[Entries supplied]
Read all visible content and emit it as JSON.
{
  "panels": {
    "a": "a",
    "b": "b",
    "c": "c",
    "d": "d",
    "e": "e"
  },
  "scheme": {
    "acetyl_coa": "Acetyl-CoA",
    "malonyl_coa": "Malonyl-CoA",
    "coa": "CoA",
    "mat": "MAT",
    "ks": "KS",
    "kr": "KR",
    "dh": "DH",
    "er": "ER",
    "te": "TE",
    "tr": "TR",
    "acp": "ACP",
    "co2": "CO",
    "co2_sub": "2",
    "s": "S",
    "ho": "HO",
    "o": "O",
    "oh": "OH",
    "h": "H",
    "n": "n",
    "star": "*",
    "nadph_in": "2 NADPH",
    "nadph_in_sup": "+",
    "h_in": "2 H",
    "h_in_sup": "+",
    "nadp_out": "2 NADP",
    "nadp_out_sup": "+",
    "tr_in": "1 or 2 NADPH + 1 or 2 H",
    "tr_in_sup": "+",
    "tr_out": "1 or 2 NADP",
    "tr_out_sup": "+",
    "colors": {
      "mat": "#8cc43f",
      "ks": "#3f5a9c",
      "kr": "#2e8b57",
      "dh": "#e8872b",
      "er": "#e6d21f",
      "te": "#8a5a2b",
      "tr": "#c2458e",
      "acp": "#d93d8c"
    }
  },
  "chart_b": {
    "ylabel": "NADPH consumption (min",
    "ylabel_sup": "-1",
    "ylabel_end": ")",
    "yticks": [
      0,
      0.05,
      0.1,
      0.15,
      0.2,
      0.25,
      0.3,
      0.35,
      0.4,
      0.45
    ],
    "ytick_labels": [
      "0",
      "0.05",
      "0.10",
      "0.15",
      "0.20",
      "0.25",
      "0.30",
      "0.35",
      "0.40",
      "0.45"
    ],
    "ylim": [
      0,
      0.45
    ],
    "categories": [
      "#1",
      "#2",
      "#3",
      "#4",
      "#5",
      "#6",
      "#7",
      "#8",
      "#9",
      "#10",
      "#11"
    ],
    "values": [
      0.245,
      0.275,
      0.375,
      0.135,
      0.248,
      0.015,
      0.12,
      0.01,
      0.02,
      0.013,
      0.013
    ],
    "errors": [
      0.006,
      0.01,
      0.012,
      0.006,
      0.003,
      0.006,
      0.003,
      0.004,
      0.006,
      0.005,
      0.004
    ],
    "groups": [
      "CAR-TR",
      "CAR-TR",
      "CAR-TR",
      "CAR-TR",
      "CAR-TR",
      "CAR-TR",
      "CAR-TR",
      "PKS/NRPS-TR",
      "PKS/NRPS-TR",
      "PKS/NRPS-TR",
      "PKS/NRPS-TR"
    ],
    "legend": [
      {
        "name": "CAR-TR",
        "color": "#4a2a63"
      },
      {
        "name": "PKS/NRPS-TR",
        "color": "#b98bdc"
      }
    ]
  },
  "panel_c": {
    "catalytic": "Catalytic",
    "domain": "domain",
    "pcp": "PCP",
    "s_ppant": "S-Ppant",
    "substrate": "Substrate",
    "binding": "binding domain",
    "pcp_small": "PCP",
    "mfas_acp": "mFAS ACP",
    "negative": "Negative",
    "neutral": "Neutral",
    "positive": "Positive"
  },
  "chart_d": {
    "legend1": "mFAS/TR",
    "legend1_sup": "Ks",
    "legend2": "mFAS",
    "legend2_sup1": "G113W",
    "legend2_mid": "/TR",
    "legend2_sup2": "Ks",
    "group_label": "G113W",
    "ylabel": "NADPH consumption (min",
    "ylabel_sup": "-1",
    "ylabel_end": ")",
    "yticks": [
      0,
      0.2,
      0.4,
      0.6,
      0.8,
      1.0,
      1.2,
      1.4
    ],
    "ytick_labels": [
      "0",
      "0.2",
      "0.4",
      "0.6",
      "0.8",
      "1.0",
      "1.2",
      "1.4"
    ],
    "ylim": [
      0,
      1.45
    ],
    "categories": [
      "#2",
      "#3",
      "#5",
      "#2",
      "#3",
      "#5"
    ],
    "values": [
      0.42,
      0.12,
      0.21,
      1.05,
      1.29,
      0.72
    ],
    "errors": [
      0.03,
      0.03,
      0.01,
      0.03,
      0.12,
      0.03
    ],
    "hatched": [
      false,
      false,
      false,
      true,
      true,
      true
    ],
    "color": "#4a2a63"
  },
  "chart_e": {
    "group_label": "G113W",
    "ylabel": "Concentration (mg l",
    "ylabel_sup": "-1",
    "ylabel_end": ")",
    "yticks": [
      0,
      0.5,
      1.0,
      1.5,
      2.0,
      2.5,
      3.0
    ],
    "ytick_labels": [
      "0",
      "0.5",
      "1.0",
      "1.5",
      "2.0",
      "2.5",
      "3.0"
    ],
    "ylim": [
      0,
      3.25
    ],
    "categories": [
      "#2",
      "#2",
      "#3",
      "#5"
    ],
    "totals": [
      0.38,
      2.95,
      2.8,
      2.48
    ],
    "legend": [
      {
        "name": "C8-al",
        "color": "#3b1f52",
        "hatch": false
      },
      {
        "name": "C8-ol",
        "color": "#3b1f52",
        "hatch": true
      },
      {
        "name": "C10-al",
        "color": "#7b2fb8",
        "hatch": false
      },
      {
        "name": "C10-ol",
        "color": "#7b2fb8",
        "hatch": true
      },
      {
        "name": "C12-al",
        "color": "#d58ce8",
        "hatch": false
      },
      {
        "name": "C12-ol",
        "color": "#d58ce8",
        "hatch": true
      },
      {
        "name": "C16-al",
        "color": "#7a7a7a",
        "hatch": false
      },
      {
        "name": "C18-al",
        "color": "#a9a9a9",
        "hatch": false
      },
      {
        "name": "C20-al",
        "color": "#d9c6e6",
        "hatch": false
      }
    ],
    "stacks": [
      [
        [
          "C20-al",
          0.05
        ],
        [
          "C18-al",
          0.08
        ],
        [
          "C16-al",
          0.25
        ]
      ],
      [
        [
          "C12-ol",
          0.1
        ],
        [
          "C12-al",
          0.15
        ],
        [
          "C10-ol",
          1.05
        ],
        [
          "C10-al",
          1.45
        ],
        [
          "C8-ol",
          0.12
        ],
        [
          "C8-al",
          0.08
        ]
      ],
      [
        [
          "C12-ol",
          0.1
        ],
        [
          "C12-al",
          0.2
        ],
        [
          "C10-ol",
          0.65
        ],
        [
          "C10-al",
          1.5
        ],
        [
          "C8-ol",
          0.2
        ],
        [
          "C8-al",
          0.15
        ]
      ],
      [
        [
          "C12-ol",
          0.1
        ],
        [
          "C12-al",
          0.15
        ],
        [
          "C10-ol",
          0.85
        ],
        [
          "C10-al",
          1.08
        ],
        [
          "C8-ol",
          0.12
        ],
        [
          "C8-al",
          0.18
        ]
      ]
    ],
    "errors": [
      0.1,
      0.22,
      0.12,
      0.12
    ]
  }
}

[What you are asked to do] Write out the complete set of records exactly as given.

[Problem solution]
Read all visible content and emit it as JSON.
{
  "panels": {
    "a": "a",
    "b": "b",
    "c": "c",
    "d": "d",
    "e": "e"
  },
  "scheme": {
    "acetyl_coa": "Acetyl-CoA",
    "malonyl_coa": "Malonyl-CoA",
    "coa": "CoA",
    "mat": "MAT",
    "ks": "KS",
    "kr": "KR",
    "dh": "DH",
    "er": "ER",
    "te": "TE",
    "tr": "TR",
    "acp": "ACP",
    "co2": "CO",
    "co2_sub": "2",
    "s": "S",
    "ho": "HO",
    "o": "O",
    "oh": "OH",
    "h": "H",
    "n": "n",
    "star": "*",
    "nadph_in": "2 NADPH",
    "nadph_in_sup": "+",
    "h_in": "2 H",
    "h_in_sup": "+",
    "nadp_out": "2 NADP",
    "nadp_out_sup": "+",
    "tr_in": "1 or 2 NADPH + 1 or 2 H",
    "tr_in_sup": "+",
    "tr_out": "1 or 2 NADP",
    "tr_out_sup": "+",
    "colors": {
      "mat": "#8cc43f",
      "ks": "#3f5a9c",
      "kr": "#2e8b57",
      "dh": "#e8872b",
      "er": "#e6d21f",
      "te": "#8a5a2b",
      "tr": "#c2458e",
      "acp": "#d93d8c"
    }
  },
  "chart_b": {
    "ylabel": "NADPH consumption (min",
    "ylabel_sup": "-1",
    "ylabel_end": ")",
    "yticks": [
      0,
      0.05,
      0.1,
      0.15,
      0.2,
      0.25,
      0.3,
      0.35,
      0.4,
      0.45
    ],
    "ytick_labels": [
      "0",
      "0.05",
      "0.10",
      "0.15",
      "0.20",
      "0.25",
      "0.30",
      "0.35",
      "0.40",
      "0.45"
    ],
    "ylim": [
      0,
      0.45
    ],
    "categories": [
      "#1",
      "#2",
      "#3",
      "#4",
      "#5",
      "#6",
      "#7",
      "#8",
      "#9",
      "#10",
      "#11"
    ],
    "values": [
      0.245,
      0.275,
      0.375,
      0.135,
      0.248,
      0.015,
      0.12,
      0.01,
      0.02,
      0.013,
      0.013
    ],
    "errors": [
      0.006,
      0.01,
      0.012,
      0.006,
      0.003,
      0.006,
      0.003,
      0.004,
      0.006,
      0.005,
      0.004
    ],
    "groups": [
      "CAR-TR",
      "CAR-TR",
      "CAR-TR",
      "CAR-TR",
      "CAR-TR",
      "CAR-TR",
      "CAR-TR",
      "PKS/NRPS-TR",
      "PKS/NRPS-TR",
      "PKS/NRPS-TR",
      "PKS/NRPS-TR"
    ],
    "legend": [
      {
        "name": "CAR-TR",
        "color": "#4a2a63"
      },
      {
        "name": "PKS/NRPS-TR",
        "color": "#b98bdc"
      }
    ]
  },
  "panel_c": {
    "catalytic": "Catalytic",
    "domain": "domain",
    "pcp": "PCP",
    "s_ppant": "S-Ppant",
    "substrate": "Substrate",
    "binding": "binding domain",
    "pcp_small": "PCP",
    "mfas_acp": "mFAS ACP",
    "negative": "Negative",
    "neutral": "Neutral",
    "positive": "Positive"
  },
  "chart_d": {
    "legend1": "mFAS/TR",
    "legend1_sup": "Ks",
    "legend2": "mFAS",
    "legend2_sup1": "G113W",
    "legend2_mid": "/TR",
    "legend2_sup2": "Ks",
    "group_label": "G113W",
    "ylabel": "NADPH consumption (min",
    "ylabel_sup": "-1",
    "ylabel_end": ")",
    "yticks": [
      0,
      0.2,
      0.4,
      0.6,
      0.8,
      1.0,
      1.2,
      1.4
    ],
    "ytick_labels": [
      "0",
      "0.2",
      "0.4",
      "0.6",
      "0.8",
      "1.0",
      "1.2",
      "1.4"
    ],
    "ylim": [
      0,
      1.45
    ],
    "categories": [
      "#2",
      "#3",
      "#5",
      "#2",
      "#3",
      "#5"
    ],
    "values": [
      0.42,
      0.12,
      0.21,
      1.05,
      1.29,
      0.72
    ],
    "errors": [
      0.03,
      0.03,
      0.01,
      0.03,
      0.12,
      0.03
    ],
    "hatched": [
      false,
      false,
      false,
      true,
      true,
      true
    ],
    "color": "#4a2a63"
  },
  "chart_e": {
    "group_label": "G113W",
    "ylabel": "Concentration (mg l",
    "ylabel_sup": "-1",
    "ylabel_end": ")",
    "yticks": [
      0,
      0.5,
      1.0,
      1.5,
      2.0,
      2.5,
      3.0
    ],
    "ytick_labels": [
      "0",
      "0.5",
      "1.0",
      "1.5",
      "2.0",
      "2.5",
      "3.0"
    ],
    "ylim": [
      0,
      3.25
    ],
    "categories": [
      "#2",
      "#2",
      "#3",
      "#5"
    ],
    "totals": [
      0.38,
      2.95,
      2.8,
      2.48
    ],
    "legend": [
      {
        "name": "C8-al",
        "color": "#3b1f52",
        "hatch": false
      },
      {
        "name": "C8-ol",
        "color": "#3b1f52",
        "hatch": true
      },
      {
        "name": "C10-al",
        "color": "#7b2fb8",
        "hatch": false
      },
      {
        "name": "C10-ol",
        "color": "#7b2fb8",
        "hatch": true
      },
      {
        "name": "C12-al",
        "color": "#d58ce8",
        "hatch": false
      },
      {
        "name": "C12-ol",
        "color": "#d58ce8",
        "hatch": true
      },
      {
        "name": "C16-al",
        "color": "#7a7a7a",
        "hatch": false
      },
      {
        "name": "C18-al",
        "color": "#a9a9a9",
        "hatch": false
      },
      {
        "name": "C20-al",
        "color": "#d9c6e6",
        "hatch": false
      }
    ],
    "stacks": [
      [
        [
          "C20-al",
          0.05
        ],
        [
          "C18-al",
          0.08
        ],
        [
          "C16-al",
          0.25
        ]
      ],
      [
        [
          "C12-ol",
          0.1
        ],
        [
          "C12-al",
          0.15
        ],
        [
          "C10-ol",
          1.05
        ],
        [
          "C10-al",
          1.45
        ],
        [
          "C8-ol",
          0.12
        ],
        [
          "C8-al",
          0.08
        ]
      ],
      [
        [
          "C12-ol",
          0.1
        ],
        [
          "C12-al",
          0.2
        ],
        [
          "C10-ol",
          0.65
        ],
        [
          "C10-al",
          1.5
        ],
        [
          "C8-ol",
          0.2
        ],
        [
          "C8-al",
          0.15
        ]
      ],
      [
        [
          "C12-ol",
          0.1
        ],
        [
          "C12-al",
          0.15
        ],
        [
          "C10-ol",
          0.85
        ],
        [
          "C10-al",
          1.08
        ],
        [
          "C8-ol",
          0.12
        ],
        [
          "C8-al",
          0.18
        ]
      ]
    ],
    "errors": [
      0.1,
      0.22,
      0.12,
      0.12
    ]
  }
}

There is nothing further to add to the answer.